Directions for this task: Reproduce the lines below word for word.

Material:
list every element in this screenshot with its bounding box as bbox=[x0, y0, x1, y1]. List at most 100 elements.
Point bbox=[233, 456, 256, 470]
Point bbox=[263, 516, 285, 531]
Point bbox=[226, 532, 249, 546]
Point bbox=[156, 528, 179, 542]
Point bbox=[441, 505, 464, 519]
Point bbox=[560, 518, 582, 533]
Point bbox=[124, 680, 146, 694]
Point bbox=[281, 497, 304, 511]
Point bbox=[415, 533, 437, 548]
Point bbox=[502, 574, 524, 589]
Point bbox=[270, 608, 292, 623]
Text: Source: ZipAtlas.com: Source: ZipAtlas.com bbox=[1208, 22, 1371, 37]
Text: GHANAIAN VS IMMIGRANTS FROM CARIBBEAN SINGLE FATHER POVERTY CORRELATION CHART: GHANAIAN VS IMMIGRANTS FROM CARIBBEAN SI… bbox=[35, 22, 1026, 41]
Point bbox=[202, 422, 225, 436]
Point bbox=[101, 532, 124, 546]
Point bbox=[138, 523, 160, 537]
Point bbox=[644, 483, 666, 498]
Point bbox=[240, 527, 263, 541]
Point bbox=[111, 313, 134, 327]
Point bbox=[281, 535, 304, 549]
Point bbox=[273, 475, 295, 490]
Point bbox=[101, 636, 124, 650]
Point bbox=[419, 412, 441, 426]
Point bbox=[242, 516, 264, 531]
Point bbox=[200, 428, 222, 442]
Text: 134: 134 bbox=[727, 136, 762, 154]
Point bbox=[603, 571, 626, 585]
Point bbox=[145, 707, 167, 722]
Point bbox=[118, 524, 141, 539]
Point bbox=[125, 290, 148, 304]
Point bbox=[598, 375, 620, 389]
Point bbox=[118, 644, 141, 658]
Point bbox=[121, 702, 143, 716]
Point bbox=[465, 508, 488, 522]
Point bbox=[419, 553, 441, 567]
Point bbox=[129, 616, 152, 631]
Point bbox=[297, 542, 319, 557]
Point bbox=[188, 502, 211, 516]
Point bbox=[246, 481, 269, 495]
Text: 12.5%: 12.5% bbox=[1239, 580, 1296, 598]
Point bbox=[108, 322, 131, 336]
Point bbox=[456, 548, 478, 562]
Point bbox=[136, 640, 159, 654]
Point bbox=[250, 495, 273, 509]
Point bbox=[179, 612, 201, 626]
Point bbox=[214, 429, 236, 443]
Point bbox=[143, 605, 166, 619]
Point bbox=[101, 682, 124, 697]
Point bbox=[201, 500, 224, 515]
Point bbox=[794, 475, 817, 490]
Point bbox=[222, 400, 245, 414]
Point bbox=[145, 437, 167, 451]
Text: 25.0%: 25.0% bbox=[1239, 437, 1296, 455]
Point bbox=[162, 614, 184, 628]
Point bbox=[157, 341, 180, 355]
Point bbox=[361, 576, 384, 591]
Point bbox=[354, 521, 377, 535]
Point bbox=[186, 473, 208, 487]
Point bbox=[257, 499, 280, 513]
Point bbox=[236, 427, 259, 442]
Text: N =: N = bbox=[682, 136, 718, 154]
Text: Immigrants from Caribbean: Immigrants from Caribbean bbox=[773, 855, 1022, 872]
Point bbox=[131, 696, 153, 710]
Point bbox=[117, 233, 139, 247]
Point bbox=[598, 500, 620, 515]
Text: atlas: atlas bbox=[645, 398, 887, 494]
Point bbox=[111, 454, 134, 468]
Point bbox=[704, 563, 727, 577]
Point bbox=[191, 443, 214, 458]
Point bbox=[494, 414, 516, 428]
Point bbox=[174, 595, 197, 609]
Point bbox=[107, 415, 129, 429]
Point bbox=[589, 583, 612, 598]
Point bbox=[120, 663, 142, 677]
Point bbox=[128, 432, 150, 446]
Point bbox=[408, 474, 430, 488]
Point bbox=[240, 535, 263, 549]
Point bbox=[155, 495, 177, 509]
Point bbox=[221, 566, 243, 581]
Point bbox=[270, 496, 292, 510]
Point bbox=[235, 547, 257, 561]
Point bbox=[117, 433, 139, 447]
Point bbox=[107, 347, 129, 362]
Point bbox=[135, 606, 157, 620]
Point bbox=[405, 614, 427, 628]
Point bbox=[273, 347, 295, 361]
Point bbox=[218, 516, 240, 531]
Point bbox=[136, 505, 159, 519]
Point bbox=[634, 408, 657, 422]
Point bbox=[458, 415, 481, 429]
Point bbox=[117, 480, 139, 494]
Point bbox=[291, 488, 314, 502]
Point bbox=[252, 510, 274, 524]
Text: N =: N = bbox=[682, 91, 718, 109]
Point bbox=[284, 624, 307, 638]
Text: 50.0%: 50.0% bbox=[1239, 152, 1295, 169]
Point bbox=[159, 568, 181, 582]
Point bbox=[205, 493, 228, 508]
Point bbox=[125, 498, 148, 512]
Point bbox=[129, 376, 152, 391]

Output for this task:
list every element in this screenshot with its bounding box as bbox=[x0, y0, x1, y1]. List at most 100 elements.
Point bbox=[233, 456, 256, 470]
Point bbox=[263, 516, 285, 531]
Point bbox=[226, 532, 249, 546]
Point bbox=[156, 528, 179, 542]
Point bbox=[441, 505, 464, 519]
Point bbox=[560, 518, 582, 533]
Point bbox=[124, 680, 146, 694]
Point bbox=[281, 497, 304, 511]
Point bbox=[415, 533, 437, 548]
Point bbox=[502, 574, 524, 589]
Point bbox=[270, 608, 292, 623]
Text: Source: ZipAtlas.com: Source: ZipAtlas.com bbox=[1208, 22, 1371, 37]
Text: GHANAIAN VS IMMIGRANTS FROM CARIBBEAN SINGLE FATHER POVERTY CORRELATION CHART: GHANAIAN VS IMMIGRANTS FROM CARIBBEAN SI… bbox=[35, 22, 1026, 41]
Point bbox=[202, 422, 225, 436]
Point bbox=[101, 532, 124, 546]
Point bbox=[138, 523, 160, 537]
Point bbox=[644, 483, 666, 498]
Point bbox=[240, 527, 263, 541]
Point bbox=[111, 313, 134, 327]
Point bbox=[281, 535, 304, 549]
Point bbox=[273, 475, 295, 490]
Point bbox=[101, 636, 124, 650]
Point bbox=[419, 412, 441, 426]
Point bbox=[242, 516, 264, 531]
Point bbox=[200, 428, 222, 442]
Text: 134: 134 bbox=[727, 136, 762, 154]
Point bbox=[603, 571, 626, 585]
Point bbox=[145, 707, 167, 722]
Point bbox=[118, 524, 141, 539]
Point bbox=[125, 290, 148, 304]
Point bbox=[598, 375, 620, 389]
Point bbox=[118, 644, 141, 658]
Point bbox=[121, 702, 143, 716]
Point bbox=[465, 508, 488, 522]
Point bbox=[419, 553, 441, 567]
Point bbox=[129, 616, 152, 631]
Point bbox=[297, 542, 319, 557]
Point bbox=[188, 502, 211, 516]
Point bbox=[246, 481, 269, 495]
Text: 12.5%: 12.5% bbox=[1239, 580, 1296, 598]
Point bbox=[108, 322, 131, 336]
Point bbox=[456, 548, 478, 562]
Point bbox=[136, 640, 159, 654]
Point bbox=[250, 495, 273, 509]
Point bbox=[179, 612, 201, 626]
Point bbox=[214, 429, 236, 443]
Point bbox=[143, 605, 166, 619]
Point bbox=[101, 682, 124, 697]
Point bbox=[201, 500, 224, 515]
Point bbox=[794, 475, 817, 490]
Point bbox=[222, 400, 245, 414]
Point bbox=[145, 437, 167, 451]
Text: 25.0%: 25.0% bbox=[1239, 437, 1296, 455]
Point bbox=[162, 614, 184, 628]
Point bbox=[157, 341, 180, 355]
Point bbox=[361, 576, 384, 591]
Point bbox=[354, 521, 377, 535]
Point bbox=[186, 473, 208, 487]
Point bbox=[257, 499, 280, 513]
Point bbox=[236, 427, 259, 442]
Text: N =: N = bbox=[682, 136, 718, 154]
Text: Immigrants from Caribbean: Immigrants from Caribbean bbox=[773, 855, 1022, 872]
Point bbox=[131, 696, 153, 710]
Point bbox=[117, 233, 139, 247]
Point bbox=[598, 500, 620, 515]
Text: atlas: atlas bbox=[645, 398, 887, 494]
Point bbox=[111, 454, 134, 468]
Point bbox=[704, 563, 727, 577]
Point bbox=[191, 443, 214, 458]
Point bbox=[494, 414, 516, 428]
Point bbox=[174, 595, 197, 609]
Point bbox=[107, 415, 129, 429]
Point bbox=[589, 583, 612, 598]
Point bbox=[120, 663, 142, 677]
Point bbox=[128, 432, 150, 446]
Point bbox=[408, 474, 430, 488]
Point bbox=[240, 535, 263, 549]
Point bbox=[155, 495, 177, 509]
Point bbox=[221, 566, 243, 581]
Point bbox=[270, 496, 292, 510]
Point bbox=[235, 547, 257, 561]
Point bbox=[117, 433, 139, 447]
Point bbox=[107, 347, 129, 362]
Point bbox=[135, 606, 157, 620]
Point bbox=[405, 614, 427, 628]
Point bbox=[273, 347, 295, 361]
Point bbox=[218, 516, 240, 531]
Point bbox=[136, 505, 159, 519]
Point bbox=[634, 408, 657, 422]
Point bbox=[458, 415, 481, 429]
Point bbox=[117, 480, 139, 494]
Point bbox=[291, 488, 314, 502]
Point bbox=[252, 510, 274, 524]
Text: N =: N = bbox=[682, 91, 718, 109]
Point bbox=[284, 624, 307, 638]
Text: 50.0%: 50.0% bbox=[1239, 152, 1295, 169]
Point bbox=[159, 568, 181, 582]
Point bbox=[205, 493, 228, 508]
Point bbox=[125, 498, 148, 512]
Point bbox=[129, 376, 152, 391]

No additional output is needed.